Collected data
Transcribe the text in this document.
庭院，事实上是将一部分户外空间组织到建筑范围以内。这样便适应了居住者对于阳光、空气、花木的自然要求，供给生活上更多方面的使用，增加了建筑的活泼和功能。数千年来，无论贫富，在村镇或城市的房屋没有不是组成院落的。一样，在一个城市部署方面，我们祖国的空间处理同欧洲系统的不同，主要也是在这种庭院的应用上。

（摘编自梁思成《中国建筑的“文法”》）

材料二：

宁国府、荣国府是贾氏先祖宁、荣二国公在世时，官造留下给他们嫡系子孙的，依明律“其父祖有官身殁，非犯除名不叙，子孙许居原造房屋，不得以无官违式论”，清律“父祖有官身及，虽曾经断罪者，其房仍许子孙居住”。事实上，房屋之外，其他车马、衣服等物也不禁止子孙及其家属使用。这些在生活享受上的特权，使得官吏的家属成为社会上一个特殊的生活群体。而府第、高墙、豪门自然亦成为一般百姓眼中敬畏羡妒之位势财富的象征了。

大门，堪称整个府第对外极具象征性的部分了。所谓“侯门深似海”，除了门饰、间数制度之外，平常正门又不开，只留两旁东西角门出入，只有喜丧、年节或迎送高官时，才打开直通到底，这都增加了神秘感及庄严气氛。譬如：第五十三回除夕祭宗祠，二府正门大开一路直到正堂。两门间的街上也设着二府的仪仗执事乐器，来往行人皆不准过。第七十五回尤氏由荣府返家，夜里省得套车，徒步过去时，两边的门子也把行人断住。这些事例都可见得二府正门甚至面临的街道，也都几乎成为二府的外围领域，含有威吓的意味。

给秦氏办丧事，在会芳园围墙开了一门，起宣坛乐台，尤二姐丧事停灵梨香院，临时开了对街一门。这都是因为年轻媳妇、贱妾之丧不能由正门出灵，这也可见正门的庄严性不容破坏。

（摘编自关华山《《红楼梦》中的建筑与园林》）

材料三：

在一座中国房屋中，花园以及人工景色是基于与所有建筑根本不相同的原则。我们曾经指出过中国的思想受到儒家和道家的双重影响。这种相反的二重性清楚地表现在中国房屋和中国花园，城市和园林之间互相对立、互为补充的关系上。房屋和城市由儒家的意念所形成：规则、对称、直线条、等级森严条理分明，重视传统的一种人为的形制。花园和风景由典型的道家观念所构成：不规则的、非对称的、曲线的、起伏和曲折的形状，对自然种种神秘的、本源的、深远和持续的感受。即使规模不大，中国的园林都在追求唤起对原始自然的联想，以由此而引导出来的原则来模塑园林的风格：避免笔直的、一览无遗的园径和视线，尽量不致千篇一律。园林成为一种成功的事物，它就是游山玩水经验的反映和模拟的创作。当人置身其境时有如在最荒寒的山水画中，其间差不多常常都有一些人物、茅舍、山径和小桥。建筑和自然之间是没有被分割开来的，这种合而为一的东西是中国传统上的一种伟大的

# Problem details
Print the material once more, exactly.

# Complete output
Transcribe the text in this document.
庭院，事实上是将一部分户外空间组织到建筑范围以内。这样便适应了居住者对于阳光、空气、花木的自然要求，供给生活上更多方面的使用，增加了建筑的活泼和功能。数千年来，无论贫富，在村镇或城市的房屋没有不是组成院落的。一样，在一个城市部署方面，我们祖国的空间处理同欧洲系统的不同，主要也是在这种庭院的应用上。

（摘编自梁思成《中国建筑的“文法”》）

材料二：

宁国府、荣国府是贾氏先祖宁、荣二国公在世时，官造留下给他们嫡系子孙的，依明律“其父祖有官身殁，非犯除名不叙，子孙许居原造房屋，不得以无官违式论”，清律“父祖有官身及，虽曾经断罪者，其房仍许子孙居住”。事实上，房屋之外，其他车马、衣服等物也不禁止子孙及其家属使用。这些在生活享受上的特权，使得官吏的家属成为社会上一个特殊的生活群体。而府第、高墙、豪门自然亦成为一般百姓眼中敬畏羡妒之位势财富的象征了。

大门，堪称整个府第对外极具象征性的部分了。所谓“侯门深似海”，除了门饰、间数制度之外，平常正门又不开，只留两旁东西角门出入，只有喜丧、年节或迎送高官时，才打开直通到底，这都增加了神秘感及庄严气氛。譬如：第五十三回除夕祭宗祠，二府正门大开一路直到正堂。两门间的街上也设着二府的仪仗执事乐器，来往行人皆不准过。第七十五回尤氏由荣府返家，夜里省得套车，徒步过去时，两边的门子也把行人断住。这些事例都可见得二府正门甚至面临的街道，也都几乎成为二府的外围领域，含有威吓的意味。

给秦氏办丧事，在会芳园围墙开了一门，起宣坛乐台，尤二姐丧事停灵梨香院，临时开了对街一门。这都是因为年轻媳妇、贱妾之丧不能由正门出灵，这也可见正门的庄严性不容破坏。

（摘编自关华山《《红楼梦》中的建筑与园林》）

材料三：

在一座中国房屋中，花园以及人工景色是基于与所有建筑根本不相同的原则。我们曾经指出过中国的思想受到儒家和道家的双重影响。这种相反的二重性清楚地表现在中国房屋和中国花园，城市和园林之间互相对立、互为补充的关系上。房屋和城市由儒家的意念所形成：规则、对称、直线条、等级森严条理分明，重视传统的一种人为的形制。花园和风景由典型的道家观念所构成：不规则的、非对称的、曲线的、起伏和曲折的形状，对自然种种神秘的、本源的、深远和持续的感受。即使规模不大，中国的园林都在追求唤起对原始自然的联想，以由此而引导出来的原则来模塑园林的风格：避免笔直的、一览无遗的园径和视线，尽量不致千篇一律。园林成为一种成功的事物，它就是游山玩水经验的反映和模拟的创作。当人置身其境时有如在最荒寒的山水画中，其间差不多常常都有一些人物、茅舍、山径和小桥。建筑和自然之间是没有被分割开来的，这种合而为一的东西是中国传统上的一种伟大的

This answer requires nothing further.